REQUEST: Gather all lines from the material that contain the word "name".

TASK MATERIAL:

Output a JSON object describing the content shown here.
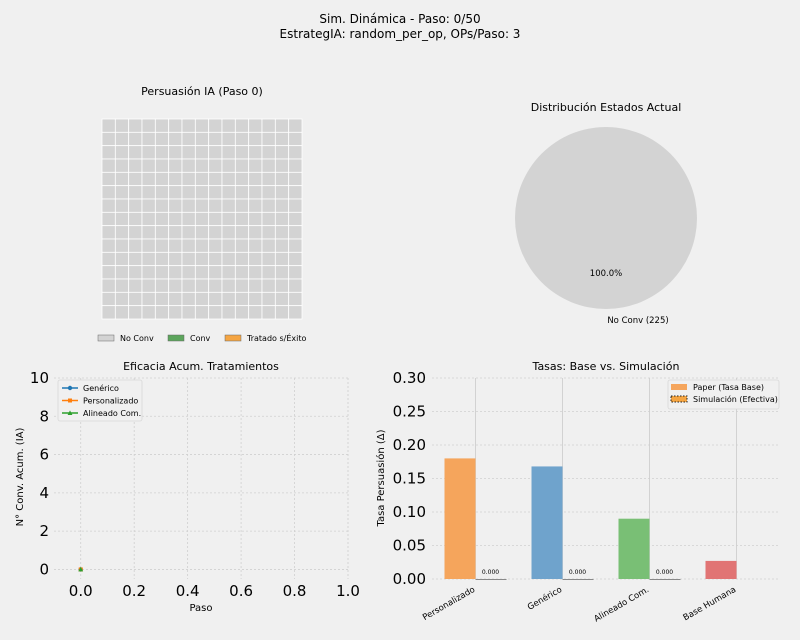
{
  "figure": {
    "title_line1": "Sim. Dinámica - Paso: 0/50",
    "title_line2": "EstrategIA: random_per_op, OPs/Paso: 3"
  },
  "chart_data": [
    {
      "type": "heatmap",
      "title": "Persuasión IA (Paso 0)",
      "rows": 15,
      "cols": 15,
      "cell_state": "No Conv",
      "legend": [
        {
          "label": "No Conv",
          "color": "#d3d3d3"
        },
        {
          "label": "Conv",
          "color": "#5ca55c"
        },
        {
          "label": "Tratado s/Éxito",
          "color": "#f5a542"
        }
      ],
      "legend_position": "bottom"
    },
    {
      "type": "pie",
      "title": "Distribución Estados Actual",
      "slices": [
        {
          "label": "No Conv (225)",
          "value": 225,
          "pct_label": "100.0%",
          "color": "#d3d3d3"
        }
      ]
    },
    {
      "type": "line",
      "title": "Eficacia Acum. Tratamientos",
      "xlabel": "Paso",
      "ylabel": "N° Conv. Acum. (IA)",
      "xlim": [
        -0.1,
        1.0
      ],
      "ylim": [
        -0.5,
        10
      ],
      "xticks": [
        "0.0",
        "0.2",
        "0.4",
        "0.6",
        "0.8",
        "1.0"
      ],
      "yticks": [
        "0",
        "2",
        "4",
        "6",
        "8",
        "10"
      ],
      "grid": true,
      "legend_position": "top-left",
      "series": [
        {
          "name": "Genérico",
          "color": "#1f77b4",
          "marker": "circle",
          "x": [
            0
          ],
          "y": [
            0
          ]
        },
        {
          "name": "Personalizado",
          "color": "#ff7f0e",
          "marker": "square",
          "x": [
            0
          ],
          "y": [
            0
          ]
        },
        {
          "name": "Alineado Com.",
          "color": "#2ca02c",
          "marker": "triangle",
          "x": [
            0
          ],
          "y": [
            0
          ]
        }
      ]
    },
    {
      "type": "bar",
      "title": "Tasas: Base vs. Simulación",
      "ylabel": "Tasa Persuasión (Δ)",
      "ylim": [
        0,
        0.3
      ],
      "yticks": [
        "0.00",
        "0.05",
        "0.10",
        "0.15",
        "0.20",
        "0.25",
        "0.30"
      ],
      "grid": true,
      "legend_position": "top-right",
      "categories": [
        "Personalizado",
        "Genérico",
        "Alineado Com.",
        "Base Humana"
      ],
      "series": [
        {
          "name": "Paper (Tasa Base)",
          "values": [
            0.18,
            0.168,
            0.09,
            0.027
          ],
          "colors": [
            "#f5a55c",
            "#6fa3cc",
            "#79bf75",
            "#e17474"
          ]
        },
        {
          "name": "Simulación (Efectiva)",
          "values": [
            0.0,
            0.0,
            0.0,
            null
          ],
          "labels": [
            "0.000",
            "0.000",
            "0.000",
            ""
          ]
        }
      ]
    }
  ]
}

EXERCISE ANSWER:
          "name": "Genérico",
          "name": "Personalizado",
          "name": "Alineado Com.",
          "name": "Paper (Tasa Base)",
          "name": "Simulación (Efectiva)",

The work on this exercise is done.